Layout annotation records:
+ + + + + + +

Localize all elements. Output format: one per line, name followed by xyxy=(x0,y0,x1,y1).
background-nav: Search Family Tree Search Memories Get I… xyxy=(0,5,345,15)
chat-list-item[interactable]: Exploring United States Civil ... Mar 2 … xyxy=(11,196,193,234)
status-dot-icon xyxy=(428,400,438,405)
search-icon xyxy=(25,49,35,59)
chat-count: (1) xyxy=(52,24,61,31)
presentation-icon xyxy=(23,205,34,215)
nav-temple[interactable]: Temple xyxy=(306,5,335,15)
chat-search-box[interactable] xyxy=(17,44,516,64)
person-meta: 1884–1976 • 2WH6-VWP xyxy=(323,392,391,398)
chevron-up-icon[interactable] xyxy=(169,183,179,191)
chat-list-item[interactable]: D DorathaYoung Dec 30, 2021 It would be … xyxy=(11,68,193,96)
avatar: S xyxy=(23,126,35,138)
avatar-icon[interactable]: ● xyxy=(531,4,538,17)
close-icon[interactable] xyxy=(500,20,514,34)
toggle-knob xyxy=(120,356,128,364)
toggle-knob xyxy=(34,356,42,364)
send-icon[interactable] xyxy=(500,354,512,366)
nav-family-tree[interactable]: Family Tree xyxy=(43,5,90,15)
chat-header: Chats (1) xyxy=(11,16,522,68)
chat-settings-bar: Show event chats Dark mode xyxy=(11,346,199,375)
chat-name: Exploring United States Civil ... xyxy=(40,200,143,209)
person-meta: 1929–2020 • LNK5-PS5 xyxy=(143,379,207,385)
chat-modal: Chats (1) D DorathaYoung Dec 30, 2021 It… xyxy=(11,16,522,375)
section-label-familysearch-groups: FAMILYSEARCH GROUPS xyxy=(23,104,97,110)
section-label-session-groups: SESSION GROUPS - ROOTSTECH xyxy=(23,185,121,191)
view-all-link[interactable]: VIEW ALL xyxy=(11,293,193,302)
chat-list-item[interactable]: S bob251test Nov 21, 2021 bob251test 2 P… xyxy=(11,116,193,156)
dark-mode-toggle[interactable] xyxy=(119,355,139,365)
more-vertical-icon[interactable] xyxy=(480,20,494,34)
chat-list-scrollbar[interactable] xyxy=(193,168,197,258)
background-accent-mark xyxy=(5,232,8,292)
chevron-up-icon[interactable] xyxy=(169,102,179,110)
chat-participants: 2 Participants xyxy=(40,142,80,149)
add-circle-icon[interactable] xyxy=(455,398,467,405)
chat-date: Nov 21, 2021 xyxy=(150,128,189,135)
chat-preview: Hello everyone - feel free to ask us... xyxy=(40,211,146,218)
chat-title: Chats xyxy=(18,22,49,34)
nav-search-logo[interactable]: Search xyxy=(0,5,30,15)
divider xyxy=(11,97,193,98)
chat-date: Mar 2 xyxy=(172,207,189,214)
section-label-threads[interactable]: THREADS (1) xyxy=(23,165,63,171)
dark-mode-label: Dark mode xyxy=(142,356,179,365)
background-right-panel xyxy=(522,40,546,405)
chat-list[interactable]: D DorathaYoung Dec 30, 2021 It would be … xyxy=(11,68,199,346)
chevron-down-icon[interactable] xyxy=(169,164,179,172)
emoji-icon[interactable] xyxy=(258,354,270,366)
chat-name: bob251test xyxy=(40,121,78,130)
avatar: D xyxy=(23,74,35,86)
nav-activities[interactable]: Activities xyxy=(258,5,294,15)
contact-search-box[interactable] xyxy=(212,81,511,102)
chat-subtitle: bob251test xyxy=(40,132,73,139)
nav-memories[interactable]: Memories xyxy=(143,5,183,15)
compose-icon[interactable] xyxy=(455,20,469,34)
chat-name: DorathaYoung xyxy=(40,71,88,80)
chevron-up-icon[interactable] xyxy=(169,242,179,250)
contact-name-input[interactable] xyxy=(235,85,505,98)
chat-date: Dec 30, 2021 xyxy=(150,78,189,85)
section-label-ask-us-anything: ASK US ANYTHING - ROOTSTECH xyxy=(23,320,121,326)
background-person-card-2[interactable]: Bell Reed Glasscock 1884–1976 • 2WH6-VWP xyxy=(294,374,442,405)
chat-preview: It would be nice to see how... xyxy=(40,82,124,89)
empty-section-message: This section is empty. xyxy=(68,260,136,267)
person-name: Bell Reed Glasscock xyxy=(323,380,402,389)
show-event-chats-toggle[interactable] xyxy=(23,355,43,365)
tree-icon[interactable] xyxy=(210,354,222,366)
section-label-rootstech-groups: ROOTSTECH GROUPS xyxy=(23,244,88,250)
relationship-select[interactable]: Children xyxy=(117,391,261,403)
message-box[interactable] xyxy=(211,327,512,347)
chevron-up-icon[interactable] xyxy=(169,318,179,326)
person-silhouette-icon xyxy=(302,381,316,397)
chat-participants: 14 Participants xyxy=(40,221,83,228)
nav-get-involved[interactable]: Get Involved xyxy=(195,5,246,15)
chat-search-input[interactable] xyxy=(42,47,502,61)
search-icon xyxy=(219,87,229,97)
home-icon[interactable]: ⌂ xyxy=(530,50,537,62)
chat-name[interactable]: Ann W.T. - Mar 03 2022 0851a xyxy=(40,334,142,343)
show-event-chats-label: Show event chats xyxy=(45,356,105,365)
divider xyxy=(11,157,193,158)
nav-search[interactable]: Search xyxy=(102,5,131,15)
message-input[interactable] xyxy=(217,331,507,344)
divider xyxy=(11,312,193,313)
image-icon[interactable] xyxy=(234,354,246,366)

+ + + + + + +

## [Short problem]
Reproduce all of the material above line for line, with no changes.

## [Final answer]
Localize all elements. Output format: one per line, name followed by xyxy=(x0,y0,x1,y1).
background-nav: Search Family Tree Search Memories Get I… xyxy=(0,5,345,15)
chat-list-item[interactable]: Exploring United States Civil ... Mar 2 … xyxy=(11,196,193,234)
status-dot-icon xyxy=(428,400,438,405)
search-icon xyxy=(25,49,35,59)
chat-count: (1) xyxy=(52,24,61,31)
presentation-icon xyxy=(23,205,34,215)
nav-temple[interactable]: Temple xyxy=(306,5,335,15)
chat-search-box[interactable] xyxy=(17,44,516,64)
person-meta: 1884–1976 • 2WH6-VWP xyxy=(323,392,391,398)
chevron-up-icon[interactable] xyxy=(169,183,179,191)
chat-list-item[interactable]: D DorathaYoung Dec 30, 2021 It would be … xyxy=(11,68,193,96)
avatar: S xyxy=(23,126,35,138)
avatar-icon[interactable]: ● xyxy=(531,4,538,17)
close-icon[interactable] xyxy=(500,20,514,34)
toggle-knob xyxy=(120,356,128,364)
toggle-knob xyxy=(34,356,42,364)
send-icon[interactable] xyxy=(500,354,512,366)
nav-family-tree[interactable]: Family Tree xyxy=(43,5,90,15)
chat-header: Chats (1) xyxy=(11,16,522,68)
chat-settings-bar: Show event chats Dark mode xyxy=(11,346,199,375)
chat-name: Exploring United States Civil ... xyxy=(40,200,143,209)
person-meta: 1929–2020 • LNK5-PS5 xyxy=(143,379,207,385)
chat-modal: Chats (1) D DorathaYoung Dec 30, 2021 It… xyxy=(11,16,522,375)
section-label-familysearch-groups: FAMILYSEARCH GROUPS xyxy=(23,104,97,110)
section-label-session-groups: SESSION GROUPS - ROOTSTECH xyxy=(23,185,121,191)
view-all-link[interactable]: VIEW ALL xyxy=(11,293,193,302)
chat-list-item[interactable]: S bob251test Nov 21, 2021 bob251test 2 P… xyxy=(11,116,193,156)
dark-mode-toggle[interactable] xyxy=(119,355,139,365)
more-vertical-icon[interactable] xyxy=(480,20,494,34)
chat-list-scrollbar[interactable] xyxy=(193,168,197,258)
background-accent-mark xyxy=(5,232,8,292)
chevron-up-icon[interactable] xyxy=(169,102,179,110)
chat-participants: 2 Participants xyxy=(40,142,80,149)
add-circle-icon[interactable] xyxy=(455,398,467,405)
chat-date: Nov 21, 2021 xyxy=(150,128,189,135)
chat-preview: Hello everyone - feel free to ask us... xyxy=(40,211,146,218)
chat-title: Chats xyxy=(18,22,49,34)
nav-search-logo[interactable]: Search xyxy=(0,5,30,15)
divider xyxy=(11,97,193,98)
chat-date: Mar 2 xyxy=(172,207,189,214)
section-label-threads[interactable]: THREADS (1) xyxy=(23,165,63,171)
dark-mode-label: Dark mode xyxy=(142,356,179,365)
background-right-panel xyxy=(522,40,546,405)
chat-list[interactable]: D DorathaYoung Dec 30, 2021 It would be … xyxy=(11,68,199,346)
chevron-down-icon[interactable] xyxy=(169,164,179,172)
emoji-icon[interactable] xyxy=(258,354,270,366)
chat-name: bob251test xyxy=(40,121,78,130)
avatar: D xyxy=(23,74,35,86)
nav-activities[interactable]: Activities xyxy=(258,5,294,15)
contact-search-box[interactable] xyxy=(212,81,511,102)
chat-subtitle: bob251test xyxy=(40,132,73,139)
nav-memories[interactable]: Memories xyxy=(143,5,183,15)
compose-icon[interactable] xyxy=(455,20,469,34)
chat-name: DorathaYoung xyxy=(40,71,88,80)
chevron-up-icon[interactable] xyxy=(169,242,179,250)
contact-name-input[interactable] xyxy=(235,85,505,98)
chat-date: Dec 30, 2021 xyxy=(150,78,189,85)
section-label-ask-us-anything: ASK US ANYTHING - ROOTSTECH xyxy=(23,320,121,326)
background-person-card-2[interactable]: Bell Reed Glasscock 1884–1976 • 2WH6-VWP xyxy=(294,374,442,405)
chat-preview: It would be nice to see how... xyxy=(40,82,124,89)
empty-section-message: This section is empty. xyxy=(68,260,136,267)
person-name: Bell Reed Glasscock xyxy=(323,380,402,389)
show-event-chats-toggle[interactable] xyxy=(23,355,43,365)
tree-icon[interactable] xyxy=(210,354,222,366)
section-label-rootstech-groups: ROOTSTECH GROUPS xyxy=(23,244,88,250)
relationship-select[interactable]: Children xyxy=(117,391,261,403)
message-box[interactable] xyxy=(211,327,512,347)
chevron-up-icon[interactable] xyxy=(169,318,179,326)
person-silhouette-icon xyxy=(302,381,316,397)
chat-participants: 14 Participants xyxy=(40,221,83,228)
nav-get-involved[interactable]: Get Involved xyxy=(195,5,246,15)
chat-search-input[interactable] xyxy=(42,47,502,61)
search-icon xyxy=(219,87,229,97)
home-icon[interactable]: ⌂ xyxy=(530,50,537,62)
chat-name[interactable]: Ann W.T. - Mar 03 2022 0851a xyxy=(40,334,142,343)
show-event-chats-label: Show event chats xyxy=(45,356,105,365)
divider xyxy=(11,157,193,158)
nav-search[interactable]: Search xyxy=(102,5,131,15)
message-input[interactable] xyxy=(217,331,507,344)
divider xyxy=(11,312,193,313)
image-icon[interactable] xyxy=(234,354,246,366)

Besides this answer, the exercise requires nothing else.